Find the lines containing "this" and say how many there are, with no other words.

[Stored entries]
##############################
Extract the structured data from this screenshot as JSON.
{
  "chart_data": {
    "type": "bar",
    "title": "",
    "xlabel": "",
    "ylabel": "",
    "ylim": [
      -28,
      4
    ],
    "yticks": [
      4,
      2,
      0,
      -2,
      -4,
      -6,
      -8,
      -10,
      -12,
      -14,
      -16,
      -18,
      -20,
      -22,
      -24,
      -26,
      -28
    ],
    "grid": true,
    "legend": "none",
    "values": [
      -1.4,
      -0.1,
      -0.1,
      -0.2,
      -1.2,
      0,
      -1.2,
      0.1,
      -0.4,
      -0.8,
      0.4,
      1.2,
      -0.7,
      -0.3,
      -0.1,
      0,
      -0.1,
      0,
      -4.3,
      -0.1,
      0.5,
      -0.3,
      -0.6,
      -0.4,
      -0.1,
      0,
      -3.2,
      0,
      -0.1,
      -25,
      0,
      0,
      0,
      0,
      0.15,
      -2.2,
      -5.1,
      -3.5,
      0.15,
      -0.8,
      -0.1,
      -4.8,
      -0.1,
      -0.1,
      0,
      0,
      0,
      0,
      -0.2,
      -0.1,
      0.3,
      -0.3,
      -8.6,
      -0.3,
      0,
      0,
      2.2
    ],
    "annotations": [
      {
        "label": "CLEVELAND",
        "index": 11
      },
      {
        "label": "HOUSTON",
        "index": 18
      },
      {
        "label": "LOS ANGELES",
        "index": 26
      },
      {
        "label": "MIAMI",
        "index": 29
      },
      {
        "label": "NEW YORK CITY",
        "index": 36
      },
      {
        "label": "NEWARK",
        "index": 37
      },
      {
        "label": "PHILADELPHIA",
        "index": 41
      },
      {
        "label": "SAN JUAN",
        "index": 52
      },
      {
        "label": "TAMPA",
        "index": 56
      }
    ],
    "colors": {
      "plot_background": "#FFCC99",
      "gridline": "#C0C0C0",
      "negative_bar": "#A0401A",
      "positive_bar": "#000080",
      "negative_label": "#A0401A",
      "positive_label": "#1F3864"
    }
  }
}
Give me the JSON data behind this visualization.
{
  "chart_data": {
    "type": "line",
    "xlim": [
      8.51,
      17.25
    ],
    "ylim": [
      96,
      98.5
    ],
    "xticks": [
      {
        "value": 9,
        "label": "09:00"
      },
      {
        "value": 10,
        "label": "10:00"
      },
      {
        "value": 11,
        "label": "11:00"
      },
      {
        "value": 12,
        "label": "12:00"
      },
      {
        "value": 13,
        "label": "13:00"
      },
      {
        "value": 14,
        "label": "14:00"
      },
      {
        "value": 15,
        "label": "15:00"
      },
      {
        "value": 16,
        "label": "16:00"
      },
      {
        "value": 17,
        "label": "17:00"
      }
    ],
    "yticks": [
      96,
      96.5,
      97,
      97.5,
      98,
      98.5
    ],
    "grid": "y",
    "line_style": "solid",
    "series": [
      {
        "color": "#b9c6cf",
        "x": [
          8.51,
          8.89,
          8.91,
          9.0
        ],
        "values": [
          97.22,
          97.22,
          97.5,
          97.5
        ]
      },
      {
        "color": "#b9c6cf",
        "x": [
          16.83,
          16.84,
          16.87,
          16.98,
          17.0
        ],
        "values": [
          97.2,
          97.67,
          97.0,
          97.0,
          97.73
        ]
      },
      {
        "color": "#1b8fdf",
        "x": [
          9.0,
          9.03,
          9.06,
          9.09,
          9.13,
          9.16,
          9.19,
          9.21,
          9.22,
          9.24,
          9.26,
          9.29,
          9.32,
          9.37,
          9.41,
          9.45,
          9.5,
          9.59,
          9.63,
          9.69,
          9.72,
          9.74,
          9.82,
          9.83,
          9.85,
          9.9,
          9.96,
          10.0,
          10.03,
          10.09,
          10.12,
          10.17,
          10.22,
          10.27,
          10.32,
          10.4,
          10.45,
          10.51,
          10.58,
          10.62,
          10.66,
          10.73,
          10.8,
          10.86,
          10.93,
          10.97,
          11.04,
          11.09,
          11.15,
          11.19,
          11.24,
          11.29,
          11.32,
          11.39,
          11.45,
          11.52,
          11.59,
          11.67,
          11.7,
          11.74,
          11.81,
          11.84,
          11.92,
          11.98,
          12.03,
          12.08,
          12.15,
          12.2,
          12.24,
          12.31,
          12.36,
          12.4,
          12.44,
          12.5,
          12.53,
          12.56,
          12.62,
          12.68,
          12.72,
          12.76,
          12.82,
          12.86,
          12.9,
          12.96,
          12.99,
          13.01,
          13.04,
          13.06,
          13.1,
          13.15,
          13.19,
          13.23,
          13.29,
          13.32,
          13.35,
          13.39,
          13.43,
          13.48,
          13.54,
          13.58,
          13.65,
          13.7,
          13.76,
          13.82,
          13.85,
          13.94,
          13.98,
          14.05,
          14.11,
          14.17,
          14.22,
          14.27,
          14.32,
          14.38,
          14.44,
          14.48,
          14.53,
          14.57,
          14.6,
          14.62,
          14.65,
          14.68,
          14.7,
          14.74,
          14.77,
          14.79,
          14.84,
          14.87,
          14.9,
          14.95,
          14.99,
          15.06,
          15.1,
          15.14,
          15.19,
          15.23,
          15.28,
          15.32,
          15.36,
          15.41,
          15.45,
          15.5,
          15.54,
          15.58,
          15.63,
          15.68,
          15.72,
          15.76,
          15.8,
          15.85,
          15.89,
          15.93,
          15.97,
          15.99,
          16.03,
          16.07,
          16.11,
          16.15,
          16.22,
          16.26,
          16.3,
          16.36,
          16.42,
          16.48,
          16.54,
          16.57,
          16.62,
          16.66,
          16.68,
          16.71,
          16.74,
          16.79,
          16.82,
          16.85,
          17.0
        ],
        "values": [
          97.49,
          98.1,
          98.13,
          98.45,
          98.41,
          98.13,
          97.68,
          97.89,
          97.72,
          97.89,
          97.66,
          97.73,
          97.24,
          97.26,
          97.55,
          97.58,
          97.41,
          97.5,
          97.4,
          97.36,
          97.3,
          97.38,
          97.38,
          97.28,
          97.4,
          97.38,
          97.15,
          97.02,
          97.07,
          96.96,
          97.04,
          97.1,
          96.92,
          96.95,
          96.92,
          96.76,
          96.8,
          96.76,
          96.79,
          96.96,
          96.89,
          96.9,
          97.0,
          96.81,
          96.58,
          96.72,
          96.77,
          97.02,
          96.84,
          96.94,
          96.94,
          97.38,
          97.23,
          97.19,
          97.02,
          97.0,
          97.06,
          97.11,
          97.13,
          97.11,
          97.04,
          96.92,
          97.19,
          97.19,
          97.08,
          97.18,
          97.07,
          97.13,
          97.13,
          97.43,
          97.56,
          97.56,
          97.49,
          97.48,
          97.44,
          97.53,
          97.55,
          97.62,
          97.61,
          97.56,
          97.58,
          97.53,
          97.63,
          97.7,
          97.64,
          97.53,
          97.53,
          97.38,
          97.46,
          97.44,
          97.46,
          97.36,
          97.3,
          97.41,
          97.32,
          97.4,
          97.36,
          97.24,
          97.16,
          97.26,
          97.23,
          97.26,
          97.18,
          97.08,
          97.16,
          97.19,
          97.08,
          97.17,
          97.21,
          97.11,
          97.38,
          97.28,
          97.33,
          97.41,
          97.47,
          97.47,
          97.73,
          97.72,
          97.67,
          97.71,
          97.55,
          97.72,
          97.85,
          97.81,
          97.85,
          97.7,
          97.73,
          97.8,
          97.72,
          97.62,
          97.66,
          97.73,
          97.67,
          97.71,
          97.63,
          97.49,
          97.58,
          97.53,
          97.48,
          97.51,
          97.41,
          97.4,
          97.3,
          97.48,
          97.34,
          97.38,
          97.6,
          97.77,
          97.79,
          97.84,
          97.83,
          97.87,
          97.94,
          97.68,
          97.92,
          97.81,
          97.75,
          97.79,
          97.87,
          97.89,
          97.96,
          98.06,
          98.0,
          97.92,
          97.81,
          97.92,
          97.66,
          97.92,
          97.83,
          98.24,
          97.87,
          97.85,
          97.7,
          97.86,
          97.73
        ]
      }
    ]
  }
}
##############################
> **TASK OUTPUT**
2